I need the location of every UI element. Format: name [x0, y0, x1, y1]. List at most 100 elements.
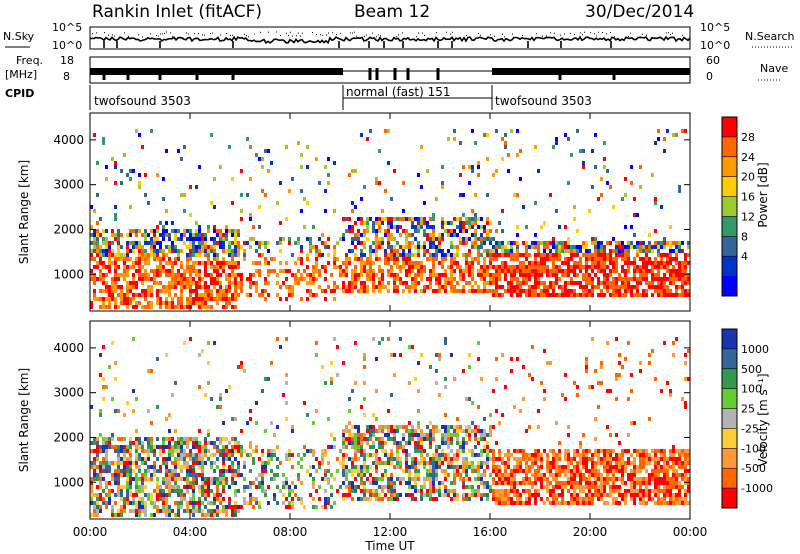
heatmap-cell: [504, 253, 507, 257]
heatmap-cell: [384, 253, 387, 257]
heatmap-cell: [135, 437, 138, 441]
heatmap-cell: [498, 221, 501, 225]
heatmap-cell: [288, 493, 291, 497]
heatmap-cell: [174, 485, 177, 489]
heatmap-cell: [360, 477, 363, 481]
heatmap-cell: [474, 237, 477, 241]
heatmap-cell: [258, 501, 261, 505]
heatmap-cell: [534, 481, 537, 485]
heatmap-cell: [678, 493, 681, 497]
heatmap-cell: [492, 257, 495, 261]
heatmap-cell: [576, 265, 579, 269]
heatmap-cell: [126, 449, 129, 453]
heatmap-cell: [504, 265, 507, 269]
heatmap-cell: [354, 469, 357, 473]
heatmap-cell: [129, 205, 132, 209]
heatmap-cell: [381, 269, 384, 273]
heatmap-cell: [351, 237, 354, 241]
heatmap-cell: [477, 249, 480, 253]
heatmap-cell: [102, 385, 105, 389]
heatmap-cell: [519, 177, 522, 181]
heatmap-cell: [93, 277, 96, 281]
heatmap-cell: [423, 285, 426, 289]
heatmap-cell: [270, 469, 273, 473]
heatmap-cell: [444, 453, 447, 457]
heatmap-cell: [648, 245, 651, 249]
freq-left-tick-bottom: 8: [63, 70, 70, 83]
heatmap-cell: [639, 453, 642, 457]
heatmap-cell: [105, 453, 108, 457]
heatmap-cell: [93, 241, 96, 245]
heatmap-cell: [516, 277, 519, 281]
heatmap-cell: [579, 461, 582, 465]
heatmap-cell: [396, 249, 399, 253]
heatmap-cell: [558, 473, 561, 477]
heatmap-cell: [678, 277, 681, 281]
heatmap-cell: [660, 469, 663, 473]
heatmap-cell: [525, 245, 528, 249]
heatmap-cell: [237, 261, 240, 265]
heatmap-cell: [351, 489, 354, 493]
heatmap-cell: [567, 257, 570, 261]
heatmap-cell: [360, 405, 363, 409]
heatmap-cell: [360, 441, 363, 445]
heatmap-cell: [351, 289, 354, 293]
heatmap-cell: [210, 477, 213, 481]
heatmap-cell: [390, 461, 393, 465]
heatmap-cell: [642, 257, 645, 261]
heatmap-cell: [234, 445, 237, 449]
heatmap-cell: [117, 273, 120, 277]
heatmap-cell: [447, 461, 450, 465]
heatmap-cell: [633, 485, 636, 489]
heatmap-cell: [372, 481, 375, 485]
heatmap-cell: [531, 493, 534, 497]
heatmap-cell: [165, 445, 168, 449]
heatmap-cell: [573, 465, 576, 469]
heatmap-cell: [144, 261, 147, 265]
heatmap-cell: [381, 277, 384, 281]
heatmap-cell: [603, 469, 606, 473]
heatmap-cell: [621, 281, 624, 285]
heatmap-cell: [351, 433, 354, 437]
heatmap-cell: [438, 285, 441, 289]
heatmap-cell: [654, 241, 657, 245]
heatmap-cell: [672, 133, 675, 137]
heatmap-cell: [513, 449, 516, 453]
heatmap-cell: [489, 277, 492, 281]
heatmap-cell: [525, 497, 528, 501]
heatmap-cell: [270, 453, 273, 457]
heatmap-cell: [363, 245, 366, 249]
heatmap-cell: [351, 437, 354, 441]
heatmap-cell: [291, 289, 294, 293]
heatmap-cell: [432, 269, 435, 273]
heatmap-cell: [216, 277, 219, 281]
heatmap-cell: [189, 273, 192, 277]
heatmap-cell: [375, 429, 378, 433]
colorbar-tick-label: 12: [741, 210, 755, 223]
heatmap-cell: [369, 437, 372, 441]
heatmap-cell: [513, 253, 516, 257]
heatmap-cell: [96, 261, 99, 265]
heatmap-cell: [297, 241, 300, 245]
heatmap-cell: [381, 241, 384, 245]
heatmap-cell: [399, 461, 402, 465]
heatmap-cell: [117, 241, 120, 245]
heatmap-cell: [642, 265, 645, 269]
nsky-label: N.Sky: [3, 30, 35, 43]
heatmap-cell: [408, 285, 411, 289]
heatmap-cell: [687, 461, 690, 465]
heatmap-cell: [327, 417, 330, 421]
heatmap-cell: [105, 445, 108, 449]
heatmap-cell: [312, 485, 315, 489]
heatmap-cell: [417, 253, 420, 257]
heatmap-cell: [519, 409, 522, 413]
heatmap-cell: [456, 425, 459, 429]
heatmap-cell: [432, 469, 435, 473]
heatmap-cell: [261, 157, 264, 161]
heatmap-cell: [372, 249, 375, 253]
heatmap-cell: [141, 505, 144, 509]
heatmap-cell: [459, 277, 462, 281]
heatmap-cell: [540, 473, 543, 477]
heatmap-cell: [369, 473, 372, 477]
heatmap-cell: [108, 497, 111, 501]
• • •
WHAT THE TASK ASKS:
Copy all of the rows above character for character, leaving out the picture.

RESPONSE TO THE EXERCISE:
I need the location of every UI element. Format: name [x0, y0, x1, y1]. List at most 100 elements.
heatmap-cell: [504, 253, 507, 257]
heatmap-cell: [384, 253, 387, 257]
heatmap-cell: [135, 437, 138, 441]
heatmap-cell: [498, 221, 501, 225]
heatmap-cell: [288, 493, 291, 497]
heatmap-cell: [174, 485, 177, 489]
heatmap-cell: [360, 477, 363, 481]
heatmap-cell: [474, 237, 477, 241]
heatmap-cell: [258, 501, 261, 505]
heatmap-cell: [534, 481, 537, 485]
heatmap-cell: [678, 493, 681, 497]
heatmap-cell: [492, 257, 495, 261]
heatmap-cell: [576, 265, 579, 269]
heatmap-cell: [126, 449, 129, 453]
heatmap-cell: [504, 265, 507, 269]
heatmap-cell: [354, 469, 357, 473]
heatmap-cell: [129, 205, 132, 209]
heatmap-cell: [381, 269, 384, 273]
heatmap-cell: [351, 237, 354, 241]
heatmap-cell: [477, 249, 480, 253]
heatmap-cell: [102, 385, 105, 389]
heatmap-cell: [519, 177, 522, 181]
heatmap-cell: [93, 277, 96, 281]
heatmap-cell: [423, 285, 426, 289]
heatmap-cell: [270, 469, 273, 473]
heatmap-cell: [444, 453, 447, 457]
heatmap-cell: [648, 245, 651, 249]
freq-left-tick-bottom: 8: [63, 70, 70, 83]
heatmap-cell: [639, 453, 642, 457]
heatmap-cell: [105, 453, 108, 457]
heatmap-cell: [93, 241, 96, 245]
heatmap-cell: [516, 277, 519, 281]
heatmap-cell: [579, 461, 582, 465]
heatmap-cell: [396, 249, 399, 253]
heatmap-cell: [558, 473, 561, 477]
heatmap-cell: [678, 277, 681, 281]
heatmap-cell: [660, 469, 663, 473]
heatmap-cell: [525, 245, 528, 249]
heatmap-cell: [237, 261, 240, 265]
heatmap-cell: [351, 489, 354, 493]
heatmap-cell: [567, 257, 570, 261]
heatmap-cell: [360, 405, 363, 409]
heatmap-cell: [360, 441, 363, 445]
heatmap-cell: [351, 289, 354, 293]
heatmap-cell: [210, 477, 213, 481]
heatmap-cell: [390, 461, 393, 465]
heatmap-cell: [642, 257, 645, 261]
heatmap-cell: [234, 445, 237, 449]
heatmap-cell: [117, 273, 120, 277]
heatmap-cell: [447, 461, 450, 465]
heatmap-cell: [633, 485, 636, 489]
heatmap-cell: [372, 481, 375, 485]
heatmap-cell: [531, 493, 534, 497]
heatmap-cell: [165, 445, 168, 449]
heatmap-cell: [573, 465, 576, 469]
heatmap-cell: [144, 261, 147, 265]
heatmap-cell: [381, 277, 384, 281]
heatmap-cell: [603, 469, 606, 473]
heatmap-cell: [621, 281, 624, 285]
heatmap-cell: [351, 433, 354, 437]
heatmap-cell: [438, 285, 441, 289]
heatmap-cell: [654, 241, 657, 245]
heatmap-cell: [672, 133, 675, 137]
heatmap-cell: [513, 449, 516, 453]
heatmap-cell: [489, 277, 492, 281]
heatmap-cell: [525, 497, 528, 501]
heatmap-cell: [270, 453, 273, 457]
heatmap-cell: [363, 245, 366, 249]
heatmap-cell: [351, 437, 354, 441]
heatmap-cell: [291, 289, 294, 293]
heatmap-cell: [432, 269, 435, 273]
heatmap-cell: [216, 277, 219, 281]
heatmap-cell: [189, 273, 192, 277]
heatmap-cell: [375, 429, 378, 433]
colorbar-tick-label: 12: [741, 210, 755, 223]
heatmap-cell: [369, 437, 372, 441]
heatmap-cell: [513, 253, 516, 257]
heatmap-cell: [96, 261, 99, 265]
heatmap-cell: [297, 241, 300, 245]
heatmap-cell: [381, 241, 384, 245]
heatmap-cell: [399, 461, 402, 465]
heatmap-cell: [117, 241, 120, 245]
heatmap-cell: [642, 265, 645, 269]
nsky-label: N.Sky: [3, 30, 35, 43]
heatmap-cell: [408, 285, 411, 289]
heatmap-cell: [687, 461, 690, 465]
heatmap-cell: [327, 417, 330, 421]
heatmap-cell: [105, 445, 108, 449]
heatmap-cell: [312, 485, 315, 489]
heatmap-cell: [417, 253, 420, 257]
heatmap-cell: [519, 409, 522, 413]
heatmap-cell: [456, 425, 459, 429]
heatmap-cell: [432, 469, 435, 473]
heatmap-cell: [261, 157, 264, 161]
heatmap-cell: [372, 249, 375, 253]
heatmap-cell: [141, 505, 144, 509]
heatmap-cell: [459, 277, 462, 281]
heatmap-cell: [540, 473, 543, 477]
heatmap-cell: [369, 473, 372, 477]
heatmap-cell: [108, 497, 111, 501]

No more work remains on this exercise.